**AIM OF THE EXERCISE:**
Below is a set of records; restate each one word for word.

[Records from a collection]

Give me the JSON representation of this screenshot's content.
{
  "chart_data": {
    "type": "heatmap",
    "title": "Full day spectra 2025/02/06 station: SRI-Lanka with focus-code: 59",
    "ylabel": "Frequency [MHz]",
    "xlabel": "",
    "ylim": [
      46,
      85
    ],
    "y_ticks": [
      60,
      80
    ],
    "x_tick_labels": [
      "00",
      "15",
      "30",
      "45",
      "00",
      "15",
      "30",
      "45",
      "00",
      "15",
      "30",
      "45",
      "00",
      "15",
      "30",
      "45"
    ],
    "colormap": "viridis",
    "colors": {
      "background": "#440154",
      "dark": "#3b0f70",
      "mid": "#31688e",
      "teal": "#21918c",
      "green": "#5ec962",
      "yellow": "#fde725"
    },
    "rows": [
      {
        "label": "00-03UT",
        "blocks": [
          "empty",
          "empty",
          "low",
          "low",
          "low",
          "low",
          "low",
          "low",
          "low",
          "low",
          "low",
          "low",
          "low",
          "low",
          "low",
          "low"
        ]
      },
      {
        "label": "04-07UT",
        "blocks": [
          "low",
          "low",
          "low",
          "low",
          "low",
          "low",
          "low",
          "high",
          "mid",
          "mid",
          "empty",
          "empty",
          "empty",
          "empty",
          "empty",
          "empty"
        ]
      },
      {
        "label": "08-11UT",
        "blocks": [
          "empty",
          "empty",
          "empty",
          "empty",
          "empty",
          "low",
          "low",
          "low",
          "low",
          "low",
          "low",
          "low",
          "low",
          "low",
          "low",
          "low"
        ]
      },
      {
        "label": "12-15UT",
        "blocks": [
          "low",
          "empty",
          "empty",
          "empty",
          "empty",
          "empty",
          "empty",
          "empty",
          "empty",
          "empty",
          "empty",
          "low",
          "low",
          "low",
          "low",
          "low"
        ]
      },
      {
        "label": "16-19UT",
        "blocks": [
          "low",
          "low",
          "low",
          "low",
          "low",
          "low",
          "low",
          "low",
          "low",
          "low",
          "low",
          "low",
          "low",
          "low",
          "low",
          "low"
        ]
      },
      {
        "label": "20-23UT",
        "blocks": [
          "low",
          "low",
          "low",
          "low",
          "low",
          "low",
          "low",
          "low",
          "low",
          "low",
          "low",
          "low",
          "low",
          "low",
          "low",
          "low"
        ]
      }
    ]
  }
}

**EXERCISE RESULT:**
Give me the JSON representation of this screenshot's content.
{
  "chart_data": {
    "type": "heatmap",
    "title": "Full day spectra 2025/02/06 station: SRI-Lanka with focus-code: 59",
    "ylabel": "Frequency [MHz]",
    "xlabel": "",
    "ylim": [
      46,
      85
    ],
    "y_ticks": [
      60,
      80
    ],
    "x_tick_labels": [
      "00",
      "15",
      "30",
      "45",
      "00",
      "15",
      "30",
      "45",
      "00",
      "15",
      "30",
      "45",
      "00",
      "15",
      "30",
      "45"
    ],
    "colormap": "viridis",
    "colors": {
      "background": "#440154",
      "dark": "#3b0f70",
      "mid": "#31688e",
      "teal": "#21918c",
      "green": "#5ec962",
      "yellow": "#fde725"
    },
    "rows": [
      {
        "label": "00-03UT",
        "blocks": [
          "empty",
          "empty",
          "low",
          "low",
          "low",
          "low",
          "low",
          "low",
          "low",
          "low",
          "low",
          "low",
          "low",
          "low",
          "low",
          "low"
        ]
      },
      {
        "label": "04-07UT",
        "blocks": [
          "low",
          "low",
          "low",
          "low",
          "low",
          "low",
          "low",
          "high",
          "mid",
          "mid",
          "empty",
          "empty",
          "empty",
          "empty",
          "empty",
          "empty"
        ]
      },
      {
        "label": "08-11UT",
        "blocks": [
          "empty",
          "empty",
          "empty",
          "empty",
          "empty",
          "low",
          "low",
          "low",
          "low",
          "low",
          "low",
          "low",
          "low",
          "low",
          "low",
          "low"
        ]
      },
      {
        "label": "12-15UT",
        "blocks": [
          "low",
          "empty",
          "empty",
          "empty",
          "empty",
          "empty",
          "empty",
          "empty",
          "empty",
          "empty",
          "empty",
          "low",
          "low",
          "low",
          "low",
          "low"
        ]
      },
      {
        "label": "16-19UT",
        "blocks": [
          "low",
          "low",
          "low",
          "low",
          "low",
          "low",
          "low",
          "low",
          "low",
          "low",
          "low",
          "low",
          "low",
          "low",
          "low",
          "low"
        ]
      },
      {
        "label": "20-23UT",
        "blocks": [
          "low",
          "low",
          "low",
          "low",
          "low",
          "low",
          "low",
          "low",
          "low",
          "low",
          "low",
          "low",
          "low",
          "low",
          "low",
          "low"
        ]
      }
    ]
  }
}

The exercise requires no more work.